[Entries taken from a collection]

----

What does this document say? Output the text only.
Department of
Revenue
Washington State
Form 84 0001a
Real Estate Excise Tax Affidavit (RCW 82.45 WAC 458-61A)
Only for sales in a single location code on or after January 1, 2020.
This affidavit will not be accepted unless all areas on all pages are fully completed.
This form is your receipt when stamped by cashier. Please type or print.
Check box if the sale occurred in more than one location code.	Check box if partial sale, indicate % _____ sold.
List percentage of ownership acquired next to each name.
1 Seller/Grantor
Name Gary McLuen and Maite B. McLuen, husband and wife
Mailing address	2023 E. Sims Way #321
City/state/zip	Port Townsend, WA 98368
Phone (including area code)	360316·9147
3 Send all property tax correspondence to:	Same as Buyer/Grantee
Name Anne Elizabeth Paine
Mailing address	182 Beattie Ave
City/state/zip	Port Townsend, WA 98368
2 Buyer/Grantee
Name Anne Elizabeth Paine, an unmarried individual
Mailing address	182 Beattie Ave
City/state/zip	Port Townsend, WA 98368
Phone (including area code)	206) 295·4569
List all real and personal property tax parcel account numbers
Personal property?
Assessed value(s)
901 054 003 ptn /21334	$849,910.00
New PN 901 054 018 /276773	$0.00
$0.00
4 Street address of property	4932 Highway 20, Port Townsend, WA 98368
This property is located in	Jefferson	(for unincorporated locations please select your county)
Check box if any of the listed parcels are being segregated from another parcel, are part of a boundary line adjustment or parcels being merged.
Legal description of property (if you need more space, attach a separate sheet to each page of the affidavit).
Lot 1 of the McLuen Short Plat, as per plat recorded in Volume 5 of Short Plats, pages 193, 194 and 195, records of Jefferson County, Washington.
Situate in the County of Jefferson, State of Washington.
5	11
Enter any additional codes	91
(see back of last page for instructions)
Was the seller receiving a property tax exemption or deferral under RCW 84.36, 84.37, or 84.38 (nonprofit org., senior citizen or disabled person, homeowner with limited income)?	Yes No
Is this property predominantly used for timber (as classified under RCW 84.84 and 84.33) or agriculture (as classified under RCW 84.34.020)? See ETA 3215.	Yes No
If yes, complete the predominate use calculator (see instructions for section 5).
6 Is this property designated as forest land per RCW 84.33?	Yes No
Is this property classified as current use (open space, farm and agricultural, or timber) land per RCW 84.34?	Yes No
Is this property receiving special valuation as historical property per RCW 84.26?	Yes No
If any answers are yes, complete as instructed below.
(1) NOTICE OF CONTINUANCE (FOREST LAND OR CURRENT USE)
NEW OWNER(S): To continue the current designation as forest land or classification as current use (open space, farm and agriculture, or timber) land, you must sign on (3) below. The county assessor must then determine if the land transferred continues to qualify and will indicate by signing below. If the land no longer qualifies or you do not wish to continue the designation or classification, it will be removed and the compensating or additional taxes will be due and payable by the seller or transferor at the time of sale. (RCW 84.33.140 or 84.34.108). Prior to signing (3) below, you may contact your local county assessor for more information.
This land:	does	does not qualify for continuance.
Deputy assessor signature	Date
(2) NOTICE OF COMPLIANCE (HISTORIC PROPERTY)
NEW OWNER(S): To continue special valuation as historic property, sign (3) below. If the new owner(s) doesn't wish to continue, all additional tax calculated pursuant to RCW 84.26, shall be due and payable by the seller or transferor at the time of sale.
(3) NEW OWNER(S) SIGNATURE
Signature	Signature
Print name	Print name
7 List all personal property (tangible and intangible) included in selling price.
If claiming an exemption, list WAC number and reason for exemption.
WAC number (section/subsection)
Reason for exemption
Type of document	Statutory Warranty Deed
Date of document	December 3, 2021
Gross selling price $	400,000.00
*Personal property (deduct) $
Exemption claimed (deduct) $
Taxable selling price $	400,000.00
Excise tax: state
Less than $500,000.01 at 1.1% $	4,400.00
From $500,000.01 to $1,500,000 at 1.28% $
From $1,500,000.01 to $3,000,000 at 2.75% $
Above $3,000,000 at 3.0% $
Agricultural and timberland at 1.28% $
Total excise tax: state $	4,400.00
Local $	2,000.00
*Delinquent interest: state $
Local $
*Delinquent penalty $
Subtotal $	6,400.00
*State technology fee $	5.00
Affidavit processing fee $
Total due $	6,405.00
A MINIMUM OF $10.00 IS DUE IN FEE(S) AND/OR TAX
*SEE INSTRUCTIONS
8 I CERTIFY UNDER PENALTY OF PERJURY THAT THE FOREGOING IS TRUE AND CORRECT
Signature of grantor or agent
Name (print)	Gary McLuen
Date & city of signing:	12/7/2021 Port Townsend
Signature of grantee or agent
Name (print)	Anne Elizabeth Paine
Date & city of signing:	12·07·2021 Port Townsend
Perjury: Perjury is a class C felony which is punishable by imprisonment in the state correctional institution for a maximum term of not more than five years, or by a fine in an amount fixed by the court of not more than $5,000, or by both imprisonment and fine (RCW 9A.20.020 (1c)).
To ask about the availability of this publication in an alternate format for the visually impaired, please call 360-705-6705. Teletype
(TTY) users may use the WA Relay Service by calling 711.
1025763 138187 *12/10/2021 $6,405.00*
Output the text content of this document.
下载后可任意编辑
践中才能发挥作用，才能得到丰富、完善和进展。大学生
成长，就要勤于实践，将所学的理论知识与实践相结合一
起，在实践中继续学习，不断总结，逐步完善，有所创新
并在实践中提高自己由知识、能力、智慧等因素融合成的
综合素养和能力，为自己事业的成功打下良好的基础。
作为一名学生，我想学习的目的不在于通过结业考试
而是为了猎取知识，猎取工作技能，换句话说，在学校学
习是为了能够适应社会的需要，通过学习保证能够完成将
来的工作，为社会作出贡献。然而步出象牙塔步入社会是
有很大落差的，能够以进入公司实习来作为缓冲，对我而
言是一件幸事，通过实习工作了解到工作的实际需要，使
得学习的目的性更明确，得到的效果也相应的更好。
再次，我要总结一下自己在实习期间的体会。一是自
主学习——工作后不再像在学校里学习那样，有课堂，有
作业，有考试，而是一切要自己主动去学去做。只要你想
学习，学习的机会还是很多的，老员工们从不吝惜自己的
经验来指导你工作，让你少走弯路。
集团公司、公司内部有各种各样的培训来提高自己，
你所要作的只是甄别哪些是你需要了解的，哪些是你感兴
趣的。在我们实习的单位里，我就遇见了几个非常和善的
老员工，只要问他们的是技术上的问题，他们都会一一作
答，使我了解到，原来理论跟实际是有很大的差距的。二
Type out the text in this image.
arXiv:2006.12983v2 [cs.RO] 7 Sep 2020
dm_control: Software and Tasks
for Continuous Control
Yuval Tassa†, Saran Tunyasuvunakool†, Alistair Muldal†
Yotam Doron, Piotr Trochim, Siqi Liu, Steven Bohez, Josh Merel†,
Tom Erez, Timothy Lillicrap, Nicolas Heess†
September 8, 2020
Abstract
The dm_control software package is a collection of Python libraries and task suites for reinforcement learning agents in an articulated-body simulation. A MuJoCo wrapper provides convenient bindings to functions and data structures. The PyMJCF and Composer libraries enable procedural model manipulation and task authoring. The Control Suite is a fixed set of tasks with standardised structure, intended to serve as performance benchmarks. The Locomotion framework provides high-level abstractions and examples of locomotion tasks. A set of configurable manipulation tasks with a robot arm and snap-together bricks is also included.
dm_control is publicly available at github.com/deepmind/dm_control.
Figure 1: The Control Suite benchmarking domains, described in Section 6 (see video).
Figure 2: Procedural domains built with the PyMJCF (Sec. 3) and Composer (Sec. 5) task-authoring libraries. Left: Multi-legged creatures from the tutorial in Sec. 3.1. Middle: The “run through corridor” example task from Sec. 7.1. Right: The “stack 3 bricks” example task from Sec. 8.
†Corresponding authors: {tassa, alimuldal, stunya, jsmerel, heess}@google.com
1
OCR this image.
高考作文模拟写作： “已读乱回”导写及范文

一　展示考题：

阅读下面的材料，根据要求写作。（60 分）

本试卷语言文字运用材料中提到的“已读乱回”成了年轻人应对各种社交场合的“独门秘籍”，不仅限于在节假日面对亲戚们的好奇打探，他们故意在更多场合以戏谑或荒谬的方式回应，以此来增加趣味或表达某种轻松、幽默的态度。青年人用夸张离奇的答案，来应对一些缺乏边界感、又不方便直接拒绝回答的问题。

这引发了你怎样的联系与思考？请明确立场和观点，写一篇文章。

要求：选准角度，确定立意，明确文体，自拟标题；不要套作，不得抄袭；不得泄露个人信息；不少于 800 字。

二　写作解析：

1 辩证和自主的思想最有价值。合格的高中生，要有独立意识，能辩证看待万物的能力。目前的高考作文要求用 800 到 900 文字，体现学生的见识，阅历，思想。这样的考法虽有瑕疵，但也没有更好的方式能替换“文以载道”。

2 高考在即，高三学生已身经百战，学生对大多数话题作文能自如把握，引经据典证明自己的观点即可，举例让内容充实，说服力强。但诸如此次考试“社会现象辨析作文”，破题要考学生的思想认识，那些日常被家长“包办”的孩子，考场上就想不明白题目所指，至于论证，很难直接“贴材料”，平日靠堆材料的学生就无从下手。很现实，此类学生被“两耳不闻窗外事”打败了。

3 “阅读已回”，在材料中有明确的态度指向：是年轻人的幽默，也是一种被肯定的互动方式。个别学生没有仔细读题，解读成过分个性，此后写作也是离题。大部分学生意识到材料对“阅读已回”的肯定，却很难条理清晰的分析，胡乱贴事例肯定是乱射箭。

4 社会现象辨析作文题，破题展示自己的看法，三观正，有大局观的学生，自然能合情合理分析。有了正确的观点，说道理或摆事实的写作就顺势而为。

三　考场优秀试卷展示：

----

- _REQUIREMENT_
Every line that holds the word "Paine" counts once; state the total number of such lines and nothing else.

- _WRITTEN RESPONSE_
3